Instructions for the task:
Your task is to output the data exactly as it stands.

Collected data entries:
"""
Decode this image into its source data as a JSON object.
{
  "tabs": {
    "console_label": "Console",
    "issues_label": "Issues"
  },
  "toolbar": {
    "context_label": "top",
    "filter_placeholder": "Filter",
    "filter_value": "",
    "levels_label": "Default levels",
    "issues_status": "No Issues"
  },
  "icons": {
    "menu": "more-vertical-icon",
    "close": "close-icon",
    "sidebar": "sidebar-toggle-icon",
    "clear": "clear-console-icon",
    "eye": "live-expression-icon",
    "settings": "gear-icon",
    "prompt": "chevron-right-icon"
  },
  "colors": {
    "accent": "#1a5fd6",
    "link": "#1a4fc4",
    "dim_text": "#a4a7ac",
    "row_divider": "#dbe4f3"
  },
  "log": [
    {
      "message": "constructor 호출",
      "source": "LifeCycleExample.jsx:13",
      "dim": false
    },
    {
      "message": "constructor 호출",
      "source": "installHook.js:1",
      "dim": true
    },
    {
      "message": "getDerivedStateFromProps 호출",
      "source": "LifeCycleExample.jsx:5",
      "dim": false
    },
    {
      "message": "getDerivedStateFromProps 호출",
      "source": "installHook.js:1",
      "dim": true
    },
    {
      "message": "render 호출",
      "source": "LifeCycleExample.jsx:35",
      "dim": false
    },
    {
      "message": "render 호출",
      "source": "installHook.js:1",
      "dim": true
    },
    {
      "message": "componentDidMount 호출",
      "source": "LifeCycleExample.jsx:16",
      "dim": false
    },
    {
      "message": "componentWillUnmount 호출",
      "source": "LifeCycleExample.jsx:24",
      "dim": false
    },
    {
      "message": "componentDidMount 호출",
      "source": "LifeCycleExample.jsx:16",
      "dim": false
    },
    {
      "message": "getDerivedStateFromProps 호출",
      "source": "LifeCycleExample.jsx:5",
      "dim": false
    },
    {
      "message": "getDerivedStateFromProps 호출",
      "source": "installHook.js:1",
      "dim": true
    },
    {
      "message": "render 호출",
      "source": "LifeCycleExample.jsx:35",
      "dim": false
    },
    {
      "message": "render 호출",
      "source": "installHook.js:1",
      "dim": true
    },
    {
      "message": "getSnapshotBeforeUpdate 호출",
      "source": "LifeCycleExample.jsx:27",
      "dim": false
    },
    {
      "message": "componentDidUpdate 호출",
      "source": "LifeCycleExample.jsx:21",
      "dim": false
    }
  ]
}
"""
Expected output:
Decode this image into its source data as a JSON object.
{
  "tabs": {
    "console_label": "Console",
    "issues_label": "Issues"
  },
  "toolbar": {
    "context_label": "top",
    "filter_placeholder": "Filter",
    "filter_value": "",
    "levels_label": "Default levels",
    "issues_status": "No Issues"
  },
  "icons": {
    "menu": "more-vertical-icon",
    "close": "close-icon",
    "sidebar": "sidebar-toggle-icon",
    "clear": "clear-console-icon",
    "eye": "live-expression-icon",
    "settings": "gear-icon",
    "prompt": "chevron-right-icon"
  },
  "colors": {
    "accent": "#1a5fd6",
    "link": "#1a4fc4",
    "dim_text": "#a4a7ac",
    "row_divider": "#dbe4f3"
  },
  "log": [
    {
      "message": "constructor 호출",
      "source": "LifeCycleExample.jsx:13",
      "dim": false
    },
    {
      "message": "constructor 호출",
      "source": "installHook.js:1",
      "dim": true
    },
    {
      "message": "getDerivedStateFromProps 호출",
      "source": "LifeCycleExample.jsx:5",
      "dim": false
    },
    {
      "message": "getDerivedStateFromProps 호출",
      "source": "installHook.js:1",
      "dim": true
    },
    {
      "message": "render 호출",
      "source": "LifeCycleExample.jsx:35",
      "dim": false
    },
    {
      "message": "render 호출",
      "source": "installHook.js:1",
      "dim": true
    },
    {
      "message": "componentDidMount 호출",
      "source": "LifeCycleExample.jsx:16",
      "dim": false
    },
    {
      "message": "componentWillUnmount 호출",
      "source": "LifeCycleExample.jsx:24",
      "dim": false
    },
    {
      "message": "componentDidMount 호출",
      "source": "LifeCycleExample.jsx:16",
      "dim": false
    },
    {
      "message": "getDerivedStateFromProps 호출",
      "source": "LifeCycleExample.jsx:5",
      "dim": false
    },
    {
      "message": "getDerivedStateFromProps 호출",
      "source": "installHook.js:1",
      "dim": true
    },
    {
      "message": "render 호출",
      "source": "LifeCycleExample.jsx:35",
      "dim": false
    },
    {
      "message": "render 호출",
      "source": "installHook.js:1",
      "dim": true
    },
    {
      "message": "getSnapshotBeforeUpdate 호출",
      "source": "LifeCycleExample.jsx:27",
      "dim": false
    },
    {
      "message": "componentDidUpdate 호출",
      "source": "LifeCycleExample.jsx:21",
      "dim": false
    }
  ]
}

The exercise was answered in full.